### Request:
Output the lines of the data below from the line containing "Localize each UI" through the line containing "room-habitacion-top: Habitación xyxy=(289,139,725,501)" as a JSON list of strings, one string per line, with blank lines omitted.

### Available data:

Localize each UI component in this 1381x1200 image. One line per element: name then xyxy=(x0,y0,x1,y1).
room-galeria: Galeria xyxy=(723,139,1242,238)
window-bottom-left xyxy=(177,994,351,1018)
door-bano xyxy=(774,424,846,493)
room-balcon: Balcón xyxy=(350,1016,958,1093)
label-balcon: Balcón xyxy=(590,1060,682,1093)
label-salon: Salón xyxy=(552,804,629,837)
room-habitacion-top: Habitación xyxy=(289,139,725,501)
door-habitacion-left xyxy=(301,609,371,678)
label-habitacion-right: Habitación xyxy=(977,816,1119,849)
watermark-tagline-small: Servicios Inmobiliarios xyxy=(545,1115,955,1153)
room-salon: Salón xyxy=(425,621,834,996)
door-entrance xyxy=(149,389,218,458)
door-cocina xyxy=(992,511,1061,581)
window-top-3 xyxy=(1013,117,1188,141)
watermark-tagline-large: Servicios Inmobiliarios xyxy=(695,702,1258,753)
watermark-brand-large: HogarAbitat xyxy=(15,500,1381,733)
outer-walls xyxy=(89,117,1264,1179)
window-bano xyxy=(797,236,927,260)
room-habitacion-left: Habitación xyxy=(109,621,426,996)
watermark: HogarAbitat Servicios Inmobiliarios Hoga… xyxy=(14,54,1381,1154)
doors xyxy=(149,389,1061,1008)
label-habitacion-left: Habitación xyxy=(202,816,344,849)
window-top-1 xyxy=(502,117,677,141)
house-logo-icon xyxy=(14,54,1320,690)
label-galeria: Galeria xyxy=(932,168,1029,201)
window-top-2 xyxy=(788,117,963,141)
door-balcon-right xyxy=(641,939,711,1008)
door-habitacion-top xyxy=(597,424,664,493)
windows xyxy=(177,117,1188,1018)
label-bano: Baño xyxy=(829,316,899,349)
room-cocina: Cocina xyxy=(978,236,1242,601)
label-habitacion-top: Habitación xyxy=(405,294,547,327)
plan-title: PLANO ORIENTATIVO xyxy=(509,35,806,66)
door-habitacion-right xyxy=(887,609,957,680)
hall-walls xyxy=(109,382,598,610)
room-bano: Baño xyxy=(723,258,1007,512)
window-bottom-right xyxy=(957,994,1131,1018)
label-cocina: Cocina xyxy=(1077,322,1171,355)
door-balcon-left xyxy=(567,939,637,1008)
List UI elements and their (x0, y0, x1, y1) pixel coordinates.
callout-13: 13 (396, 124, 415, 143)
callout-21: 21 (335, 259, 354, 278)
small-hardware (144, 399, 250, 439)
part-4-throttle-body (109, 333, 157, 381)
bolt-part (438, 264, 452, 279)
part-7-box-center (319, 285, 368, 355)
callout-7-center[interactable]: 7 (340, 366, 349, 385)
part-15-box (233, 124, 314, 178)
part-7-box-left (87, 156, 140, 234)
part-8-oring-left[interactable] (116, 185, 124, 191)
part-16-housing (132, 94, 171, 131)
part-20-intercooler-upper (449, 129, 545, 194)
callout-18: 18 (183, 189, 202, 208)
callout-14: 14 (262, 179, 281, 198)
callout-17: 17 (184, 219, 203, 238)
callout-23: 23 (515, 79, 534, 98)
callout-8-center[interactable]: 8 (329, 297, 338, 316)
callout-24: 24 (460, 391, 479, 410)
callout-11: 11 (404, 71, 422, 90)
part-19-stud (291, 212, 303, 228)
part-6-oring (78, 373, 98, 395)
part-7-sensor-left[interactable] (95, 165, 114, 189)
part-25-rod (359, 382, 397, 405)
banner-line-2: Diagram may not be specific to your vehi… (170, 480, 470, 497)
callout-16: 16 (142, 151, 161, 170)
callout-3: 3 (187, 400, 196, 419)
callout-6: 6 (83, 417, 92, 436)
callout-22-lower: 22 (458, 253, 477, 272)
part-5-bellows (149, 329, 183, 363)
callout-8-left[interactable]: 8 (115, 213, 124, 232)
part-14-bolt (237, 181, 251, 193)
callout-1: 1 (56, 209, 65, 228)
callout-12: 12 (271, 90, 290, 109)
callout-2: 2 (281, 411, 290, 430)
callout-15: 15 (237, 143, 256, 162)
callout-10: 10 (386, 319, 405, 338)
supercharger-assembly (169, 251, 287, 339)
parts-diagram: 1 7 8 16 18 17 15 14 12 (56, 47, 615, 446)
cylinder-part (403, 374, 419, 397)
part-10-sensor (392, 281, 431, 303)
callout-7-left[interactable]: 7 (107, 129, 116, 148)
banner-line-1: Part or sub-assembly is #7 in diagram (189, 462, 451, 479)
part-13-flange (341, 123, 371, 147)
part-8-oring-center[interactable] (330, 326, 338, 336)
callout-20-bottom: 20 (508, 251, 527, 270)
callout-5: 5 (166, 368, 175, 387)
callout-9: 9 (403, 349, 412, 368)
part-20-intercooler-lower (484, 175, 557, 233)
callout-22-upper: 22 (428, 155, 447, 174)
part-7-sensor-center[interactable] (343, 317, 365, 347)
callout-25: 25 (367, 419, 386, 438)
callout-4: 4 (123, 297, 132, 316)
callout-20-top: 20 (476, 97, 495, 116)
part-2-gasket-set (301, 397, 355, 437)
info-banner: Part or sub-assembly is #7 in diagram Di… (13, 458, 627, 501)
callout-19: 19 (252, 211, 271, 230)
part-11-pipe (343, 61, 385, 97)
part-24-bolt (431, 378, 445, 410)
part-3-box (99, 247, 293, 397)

---

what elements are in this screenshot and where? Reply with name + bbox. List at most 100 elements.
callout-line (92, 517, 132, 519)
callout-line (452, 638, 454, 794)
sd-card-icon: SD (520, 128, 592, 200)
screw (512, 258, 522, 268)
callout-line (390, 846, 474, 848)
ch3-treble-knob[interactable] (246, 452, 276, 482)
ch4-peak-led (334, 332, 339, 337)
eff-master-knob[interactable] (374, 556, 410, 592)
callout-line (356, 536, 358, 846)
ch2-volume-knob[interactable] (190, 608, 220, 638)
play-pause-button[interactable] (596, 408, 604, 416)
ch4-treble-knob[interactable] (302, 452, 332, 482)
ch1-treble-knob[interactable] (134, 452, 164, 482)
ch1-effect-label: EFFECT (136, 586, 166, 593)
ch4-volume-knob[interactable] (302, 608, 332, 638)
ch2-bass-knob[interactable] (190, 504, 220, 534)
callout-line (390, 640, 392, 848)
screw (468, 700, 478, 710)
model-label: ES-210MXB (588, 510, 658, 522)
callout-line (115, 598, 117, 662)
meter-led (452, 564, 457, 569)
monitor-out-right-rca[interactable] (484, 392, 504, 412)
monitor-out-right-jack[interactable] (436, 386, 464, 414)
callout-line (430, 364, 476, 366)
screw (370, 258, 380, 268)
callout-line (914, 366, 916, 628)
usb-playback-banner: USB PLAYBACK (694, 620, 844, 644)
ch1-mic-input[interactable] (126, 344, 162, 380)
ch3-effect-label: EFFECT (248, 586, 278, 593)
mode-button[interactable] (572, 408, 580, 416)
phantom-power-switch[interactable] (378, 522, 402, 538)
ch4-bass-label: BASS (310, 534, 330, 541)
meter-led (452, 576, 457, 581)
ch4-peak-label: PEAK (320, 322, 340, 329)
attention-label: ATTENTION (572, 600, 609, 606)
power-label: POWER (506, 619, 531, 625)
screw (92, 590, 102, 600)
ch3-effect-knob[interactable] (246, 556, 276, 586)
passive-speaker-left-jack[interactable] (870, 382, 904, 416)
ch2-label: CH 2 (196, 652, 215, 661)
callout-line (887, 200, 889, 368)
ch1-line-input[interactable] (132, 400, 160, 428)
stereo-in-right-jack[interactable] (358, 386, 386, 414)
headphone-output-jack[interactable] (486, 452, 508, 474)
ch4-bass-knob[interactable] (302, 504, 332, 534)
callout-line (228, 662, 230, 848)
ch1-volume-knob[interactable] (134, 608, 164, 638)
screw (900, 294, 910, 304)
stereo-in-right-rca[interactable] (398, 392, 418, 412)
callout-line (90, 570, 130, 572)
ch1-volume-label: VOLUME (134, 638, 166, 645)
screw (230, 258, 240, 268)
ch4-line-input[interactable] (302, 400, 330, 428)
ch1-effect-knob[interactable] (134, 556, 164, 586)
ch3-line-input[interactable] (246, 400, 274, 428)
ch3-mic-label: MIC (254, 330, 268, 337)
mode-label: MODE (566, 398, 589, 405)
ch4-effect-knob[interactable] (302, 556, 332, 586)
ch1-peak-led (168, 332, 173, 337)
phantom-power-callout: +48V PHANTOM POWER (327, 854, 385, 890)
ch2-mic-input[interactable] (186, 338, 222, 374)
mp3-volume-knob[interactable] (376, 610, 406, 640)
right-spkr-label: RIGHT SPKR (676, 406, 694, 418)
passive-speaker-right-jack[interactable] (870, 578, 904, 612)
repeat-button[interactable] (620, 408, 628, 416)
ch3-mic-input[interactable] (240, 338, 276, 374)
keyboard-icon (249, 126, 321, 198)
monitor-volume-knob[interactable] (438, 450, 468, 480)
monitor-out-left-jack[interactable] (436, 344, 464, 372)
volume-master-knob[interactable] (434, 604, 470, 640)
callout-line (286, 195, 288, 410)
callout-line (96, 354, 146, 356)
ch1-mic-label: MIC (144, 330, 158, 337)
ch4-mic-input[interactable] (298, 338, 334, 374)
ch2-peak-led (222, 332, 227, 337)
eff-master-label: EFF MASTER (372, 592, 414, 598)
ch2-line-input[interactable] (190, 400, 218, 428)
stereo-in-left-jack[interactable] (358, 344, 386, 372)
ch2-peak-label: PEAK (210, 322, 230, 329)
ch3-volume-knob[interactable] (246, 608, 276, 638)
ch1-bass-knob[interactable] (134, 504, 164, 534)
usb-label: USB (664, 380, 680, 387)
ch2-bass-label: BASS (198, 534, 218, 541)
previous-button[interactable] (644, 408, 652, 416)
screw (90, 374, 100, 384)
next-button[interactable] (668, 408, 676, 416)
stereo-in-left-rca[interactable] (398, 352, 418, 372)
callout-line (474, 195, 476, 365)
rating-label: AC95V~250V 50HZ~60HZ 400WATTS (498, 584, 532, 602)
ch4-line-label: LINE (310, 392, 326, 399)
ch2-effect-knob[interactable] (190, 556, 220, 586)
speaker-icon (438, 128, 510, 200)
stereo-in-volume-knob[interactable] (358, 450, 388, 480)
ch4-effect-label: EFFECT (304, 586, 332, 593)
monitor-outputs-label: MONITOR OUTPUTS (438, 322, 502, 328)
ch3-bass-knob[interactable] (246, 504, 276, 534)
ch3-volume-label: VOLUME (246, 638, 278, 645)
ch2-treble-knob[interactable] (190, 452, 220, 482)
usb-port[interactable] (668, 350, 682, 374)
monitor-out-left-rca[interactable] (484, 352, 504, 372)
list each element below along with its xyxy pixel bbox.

### Response to this task:
[
  "Localize each UI component in this 1381x1200 image. One line per element: name then xyxy=(x0,y0,x1,y1).",
  "room-galeria: Galeria xyxy=(723,139,1242,238)",
  "window-bottom-left xyxy=(177,994,351,1018)",
  "door-bano xyxy=(774,424,846,493)",
  "room-balcon: Balcón xyxy=(350,1016,958,1093)",
  "label-balcon: Balcón xyxy=(590,1060,682,1093)",
  "label-salon: Salón xyxy=(552,804,629,837)",
  "room-habitacion-top: Habitación xyxy=(289,139,725,501)"
]